What to do: Please rewrite the text on open-weight AI models below, everything from "The British AI" down to "AI cyber capabilities.", swapping "proprietary" for "closed-source".

Exercise text:
++++

The British AI Security Institute (AISI) has found that open-weight AI models are now closing the performance gap with top proprietary systems in cyber capabilities. According to the institute, models like GLM-5.2 and DeepSeek V4-Pro have reached a level that closed frontier models achieved four to seven months earlier. This marks a significant shift in the competitive landscape of AI cyber capabilities.
AISI tested these models using two methods: the 'Narrow Cyber Tasks' benchmark, which includes 70 tasks across four difficulty levels, and 'Cyber Ranges,' which simulate autonomous cyber capabilities in networks. In the Narrow Cyber Tasks, GLM-5.2 matched the performance of Opus 4.6 from February 2026, placing it about four months behind. DeepSeek V4-Pro performed at the level of Opus 4.5, released in November 2025. In the Cyber Ranges test, GLM-5.2 reached a level similar to Opus 4.5, while DeepSeek V4-Pro fell below Sonnet 4.5.
AISI notes that the gap in Cyber Ranges is wider, at around seven months, and treats the result as weaker evidence due to fewer test scenarios. The tests also cannot determine whether a model fails due to a lack of cyber capabilities or an inability to sustain planning across long, complex attacks. The institute also highlights that open models are significantly cheaper to run, with costs for a 100-million-token Cyber Range test dropping from $85 for Opus 4.5 to just $1.19 for DeepSeek V4-Pro.

++++

Data under study:
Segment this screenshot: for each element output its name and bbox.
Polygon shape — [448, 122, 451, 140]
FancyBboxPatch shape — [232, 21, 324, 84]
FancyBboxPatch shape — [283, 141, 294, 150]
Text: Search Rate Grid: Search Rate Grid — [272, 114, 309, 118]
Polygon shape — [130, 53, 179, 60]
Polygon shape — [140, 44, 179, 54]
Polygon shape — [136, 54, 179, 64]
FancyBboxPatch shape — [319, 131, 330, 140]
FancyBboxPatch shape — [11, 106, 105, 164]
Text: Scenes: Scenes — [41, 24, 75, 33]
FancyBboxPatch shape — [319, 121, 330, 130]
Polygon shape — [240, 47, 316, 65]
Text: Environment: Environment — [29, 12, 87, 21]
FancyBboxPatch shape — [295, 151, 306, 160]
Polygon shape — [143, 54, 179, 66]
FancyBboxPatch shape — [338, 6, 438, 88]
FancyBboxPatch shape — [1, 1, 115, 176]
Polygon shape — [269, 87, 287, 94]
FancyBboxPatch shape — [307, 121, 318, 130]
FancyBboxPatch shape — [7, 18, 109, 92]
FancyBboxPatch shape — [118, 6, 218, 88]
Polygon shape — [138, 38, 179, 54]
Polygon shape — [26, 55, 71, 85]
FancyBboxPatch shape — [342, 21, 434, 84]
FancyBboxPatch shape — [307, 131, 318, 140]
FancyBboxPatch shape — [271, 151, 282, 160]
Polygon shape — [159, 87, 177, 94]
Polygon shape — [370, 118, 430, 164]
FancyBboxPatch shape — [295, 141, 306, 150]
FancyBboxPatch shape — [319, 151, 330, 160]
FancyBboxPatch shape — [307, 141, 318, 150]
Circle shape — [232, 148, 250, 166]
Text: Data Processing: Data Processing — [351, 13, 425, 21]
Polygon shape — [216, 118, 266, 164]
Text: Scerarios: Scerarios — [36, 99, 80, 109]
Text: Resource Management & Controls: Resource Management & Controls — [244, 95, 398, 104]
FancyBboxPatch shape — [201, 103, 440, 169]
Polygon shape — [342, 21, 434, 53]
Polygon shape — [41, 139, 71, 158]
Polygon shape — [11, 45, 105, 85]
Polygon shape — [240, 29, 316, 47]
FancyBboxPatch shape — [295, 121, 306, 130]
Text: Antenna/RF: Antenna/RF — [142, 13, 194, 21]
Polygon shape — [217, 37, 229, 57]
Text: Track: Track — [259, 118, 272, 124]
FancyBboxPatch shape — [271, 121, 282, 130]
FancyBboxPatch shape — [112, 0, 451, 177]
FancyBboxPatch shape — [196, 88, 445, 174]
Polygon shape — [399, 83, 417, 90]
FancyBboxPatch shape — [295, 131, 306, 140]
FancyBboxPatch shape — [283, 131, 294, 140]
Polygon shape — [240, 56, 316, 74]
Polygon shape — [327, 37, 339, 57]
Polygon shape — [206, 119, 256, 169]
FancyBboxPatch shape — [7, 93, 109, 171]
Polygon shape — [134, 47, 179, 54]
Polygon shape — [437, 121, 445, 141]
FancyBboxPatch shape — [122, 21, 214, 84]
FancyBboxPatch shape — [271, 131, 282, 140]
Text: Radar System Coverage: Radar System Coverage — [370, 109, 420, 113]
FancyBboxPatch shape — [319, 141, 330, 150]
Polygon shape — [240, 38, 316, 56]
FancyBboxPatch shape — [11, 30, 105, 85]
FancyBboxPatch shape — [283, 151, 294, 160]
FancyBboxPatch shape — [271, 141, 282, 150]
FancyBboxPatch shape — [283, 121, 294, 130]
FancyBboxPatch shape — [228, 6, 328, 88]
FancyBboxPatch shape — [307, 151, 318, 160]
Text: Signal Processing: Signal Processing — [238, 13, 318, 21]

++++

Result of the task:
The British AI Security Institute (AISI) has found that open-weight AI models are now closing the performance gap with top closed-source systems in cyber capabilities. According to the institute, models like GLM-5.2 and DeepSeek V4-Pro have reached a level that closed frontier models achieved four to seven months earlier. This marks a significant shift in the competitive landscape of AI cyber capabilities.